» Objective:
Restate the full set of records exactly, word for word.

----- Entries shown

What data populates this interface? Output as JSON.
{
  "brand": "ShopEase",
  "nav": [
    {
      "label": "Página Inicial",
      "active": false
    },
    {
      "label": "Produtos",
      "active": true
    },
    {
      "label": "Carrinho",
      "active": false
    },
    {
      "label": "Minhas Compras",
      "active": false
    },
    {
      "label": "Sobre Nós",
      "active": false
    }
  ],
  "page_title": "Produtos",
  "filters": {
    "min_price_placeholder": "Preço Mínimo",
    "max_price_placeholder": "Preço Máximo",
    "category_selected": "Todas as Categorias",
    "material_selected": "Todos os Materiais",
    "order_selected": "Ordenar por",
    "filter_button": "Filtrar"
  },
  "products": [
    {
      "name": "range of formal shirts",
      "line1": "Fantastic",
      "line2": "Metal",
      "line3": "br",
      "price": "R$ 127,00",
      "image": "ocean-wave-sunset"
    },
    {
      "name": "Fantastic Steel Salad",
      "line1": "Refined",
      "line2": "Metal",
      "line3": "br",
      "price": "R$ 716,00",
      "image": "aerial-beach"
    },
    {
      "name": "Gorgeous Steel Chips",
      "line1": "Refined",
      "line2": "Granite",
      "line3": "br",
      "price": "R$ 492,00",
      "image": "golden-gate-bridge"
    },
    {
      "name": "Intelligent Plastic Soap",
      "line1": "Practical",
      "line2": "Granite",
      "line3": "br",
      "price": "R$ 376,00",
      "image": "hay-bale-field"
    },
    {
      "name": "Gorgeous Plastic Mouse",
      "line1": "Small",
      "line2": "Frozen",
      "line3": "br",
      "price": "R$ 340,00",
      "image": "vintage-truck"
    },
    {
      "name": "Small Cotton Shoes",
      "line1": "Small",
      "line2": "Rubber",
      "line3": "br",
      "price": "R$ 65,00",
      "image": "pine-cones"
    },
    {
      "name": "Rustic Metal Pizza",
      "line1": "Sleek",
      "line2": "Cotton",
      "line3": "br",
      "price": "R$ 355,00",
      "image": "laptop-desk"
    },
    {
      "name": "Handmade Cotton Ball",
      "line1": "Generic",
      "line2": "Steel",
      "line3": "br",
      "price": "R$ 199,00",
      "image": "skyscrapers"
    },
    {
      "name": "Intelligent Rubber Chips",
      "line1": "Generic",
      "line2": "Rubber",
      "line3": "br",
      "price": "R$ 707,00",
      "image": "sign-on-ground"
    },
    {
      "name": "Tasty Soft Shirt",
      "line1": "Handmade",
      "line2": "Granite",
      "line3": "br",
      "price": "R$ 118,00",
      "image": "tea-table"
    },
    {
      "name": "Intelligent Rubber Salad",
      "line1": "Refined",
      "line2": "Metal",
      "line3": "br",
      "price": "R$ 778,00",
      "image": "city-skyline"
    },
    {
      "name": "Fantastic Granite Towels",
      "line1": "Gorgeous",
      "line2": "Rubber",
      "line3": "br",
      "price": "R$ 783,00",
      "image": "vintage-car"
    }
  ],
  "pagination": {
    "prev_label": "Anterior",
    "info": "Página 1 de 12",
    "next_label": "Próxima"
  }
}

----------

» Full output:
What data populates this interface? Output as JSON.
{
  "brand": "ShopEase",
  "nav": [
    {
      "label": "Página Inicial",
      "active": false
    },
    {
      "label": "Produtos",
      "active": true
    },
    {
      "label": "Carrinho",
      "active": false
    },
    {
      "label": "Minhas Compras",
      "active": false
    },
    {
      "label": "Sobre Nós",
      "active": false
    }
  ],
  "page_title": "Produtos",
  "filters": {
    "min_price_placeholder": "Preço Mínimo",
    "max_price_placeholder": "Preço Máximo",
    "category_selected": "Todas as Categorias",
    "material_selected": "Todos os Materiais",
    "order_selected": "Ordenar por",
    "filter_button": "Filtrar"
  },
  "products": [
    {
      "name": "range of formal shirts",
      "line1": "Fantastic",
      "line2": "Metal",
      "line3": "br",
      "price": "R$ 127,00",
      "image": "ocean-wave-sunset"
    },
    {
      "name": "Fantastic Steel Salad",
      "line1": "Refined",
      "line2": "Metal",
      "line3": "br",
      "price": "R$ 716,00",
      "image": "aerial-beach"
    },
    {
      "name": "Gorgeous Steel Chips",
      "line1": "Refined",
      "line2": "Granite",
      "line3": "br",
      "price": "R$ 492,00",
      "image": "golden-gate-bridge"
    },
    {
      "name": "Intelligent Plastic Soap",
      "line1": "Practical",
      "line2": "Granite",
      "line3": "br",
      "price": "R$ 376,00",
      "image": "hay-bale-field"
    },
    {
      "name": "Gorgeous Plastic Mouse",
      "line1": "Small",
      "line2": "Frozen",
      "line3": "br",
      "price": "R$ 340,00",
      "image": "vintage-truck"
    },
    {
      "name": "Small Cotton Shoes",
      "line1": "Small",
      "line2": "Rubber",
      "line3": "br",
      "price": "R$ 65,00",
      "image": "pine-cones"
    },
    {
      "name": "Rustic Metal Pizza",
      "line1": "Sleek",
      "line2": "Cotton",
      "line3": "br",
      "price": "R$ 355,00",
      "image": "laptop-desk"
    },
    {
      "name": "Handmade Cotton Ball",
      "line1": "Generic",
      "line2": "Steel",
      "line3": "br",
      "price": "R$ 199,00",
      "image": "skyscrapers"
    },
    {
      "name": "Intelligent Rubber Chips",
      "line1": "Generic",
      "line2": "Rubber",
      "line3": "br",
      "price": "R$ 707,00",
      "image": "sign-on-ground"
    },
    {
      "name": "Tasty Soft Shirt",
      "line1": "Handmade",
      "line2": "Granite",
      "line3": "br",
      "price": "R$ 118,00",
      "image": "tea-table"
    },
    {
      "name": "Intelligent Rubber Salad",
      "line1": "Refined",
      "line2": "Metal",
      "line3": "br",
      "price": "R$ 778,00",
      "image": "city-skyline"
    },
    {
      "name": "Fantastic Granite Towels",
      "line1": "Gorgeous",
      "line2": "Rubber",
      "line3": "br",
      "price": "R$ 783,00",
      "image": "vintage-car"
    }
  ],
  "pagination": {
    "prev_label": "Anterior",
    "info": "Página 1 de 12",
    "next_label": "Próxima"
  }
}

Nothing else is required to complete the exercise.